### Exercise material
** Begin **

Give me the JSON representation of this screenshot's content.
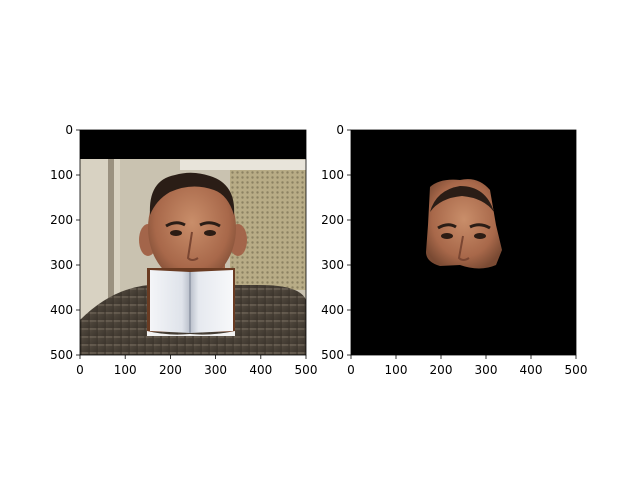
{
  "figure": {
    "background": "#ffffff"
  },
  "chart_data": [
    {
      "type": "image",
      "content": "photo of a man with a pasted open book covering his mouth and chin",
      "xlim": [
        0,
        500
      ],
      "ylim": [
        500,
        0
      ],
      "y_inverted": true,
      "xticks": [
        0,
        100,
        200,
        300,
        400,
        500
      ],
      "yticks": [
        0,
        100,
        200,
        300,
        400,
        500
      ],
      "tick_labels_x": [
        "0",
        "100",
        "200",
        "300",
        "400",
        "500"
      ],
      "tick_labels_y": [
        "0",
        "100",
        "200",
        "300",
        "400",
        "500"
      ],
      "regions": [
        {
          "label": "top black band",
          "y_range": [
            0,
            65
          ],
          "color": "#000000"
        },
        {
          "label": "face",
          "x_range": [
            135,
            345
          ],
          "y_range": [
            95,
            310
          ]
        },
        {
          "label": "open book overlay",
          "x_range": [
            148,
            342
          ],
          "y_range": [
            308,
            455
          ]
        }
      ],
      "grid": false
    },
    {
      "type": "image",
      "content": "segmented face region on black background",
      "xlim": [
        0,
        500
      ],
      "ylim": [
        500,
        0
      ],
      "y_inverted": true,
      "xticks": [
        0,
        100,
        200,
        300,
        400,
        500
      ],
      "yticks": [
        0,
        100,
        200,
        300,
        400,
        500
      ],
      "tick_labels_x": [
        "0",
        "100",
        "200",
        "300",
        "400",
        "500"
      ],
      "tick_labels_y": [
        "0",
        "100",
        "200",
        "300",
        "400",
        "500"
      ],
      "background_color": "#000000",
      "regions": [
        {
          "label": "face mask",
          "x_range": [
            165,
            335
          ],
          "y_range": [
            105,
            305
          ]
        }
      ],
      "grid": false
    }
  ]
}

** End **

### Written instruction
Omit all pictures while transcribing the entries verbatim.

### Finished exercise
Give me the JSON representation of this screenshot's content.
{
  "figure": {
    "background": "#ffffff"
  },
  "chart_data": [
    {
      "type": "image",
      "content": "photo of a man with a pasted open book covering his mouth and chin",
      "xlim": [
        0,
        500
      ],
      "ylim": [
        500,
        0
      ],
      "y_inverted": true,
      "xticks": [
        0,
        100,
        200,
        300,
        400,
        500
      ],
      "yticks": [
        0,
        100,
        200,
        300,
        400,
        500
      ],
      "tick_labels_x": [
        "0",
        "100",
        "200",
        "300",
        "400",
        "500"
      ],
      "tick_labels_y": [
        "0",
        "100",
        "200",
        "300",
        "400",
        "500"
      ],
      "regions": [
        {
          "label": "top black band",
          "y_range": [
            0,
            65
          ],
          "color": "#000000"
        },
        {
          "label": "face",
          "x_range": [
            135,
            345
          ],
          "y_range": [
            95,
            310
          ]
        },
        {
          "label": "open book overlay",
          "x_range": [
            148,
            342
          ],
          "y_range": [
            308,
            455
          ]
        }
      ],
      "grid": false
    },
    {
      "type": "image",
      "content": "segmented face region on black background",
      "xlim": [
        0,
        500
      ],
      "ylim": [
        500,
        0
      ],
      "y_inverted": true,
      "xticks": [
        0,
        100,
        200,
        300,
        400,
        500
      ],
      "yticks": [
        0,
        100,
        200,
        300,
        400,
        500
      ],
      "tick_labels_x": [
        "0",
        "100",
        "200",
        "300",
        "400",
        "500"
      ],
      "tick_labels_y": [
        "0",
        "100",
        "200",
        "300",
        "400",
        "500"
      ],
      "background_color": "#000000",
      "regions": [
        {
          "label": "face mask",
          "x_range": [
            165,
            335
          ],
          "y_range": [
            105,
            305
          ]
        }
      ],
      "grid": false
    }
  ]
}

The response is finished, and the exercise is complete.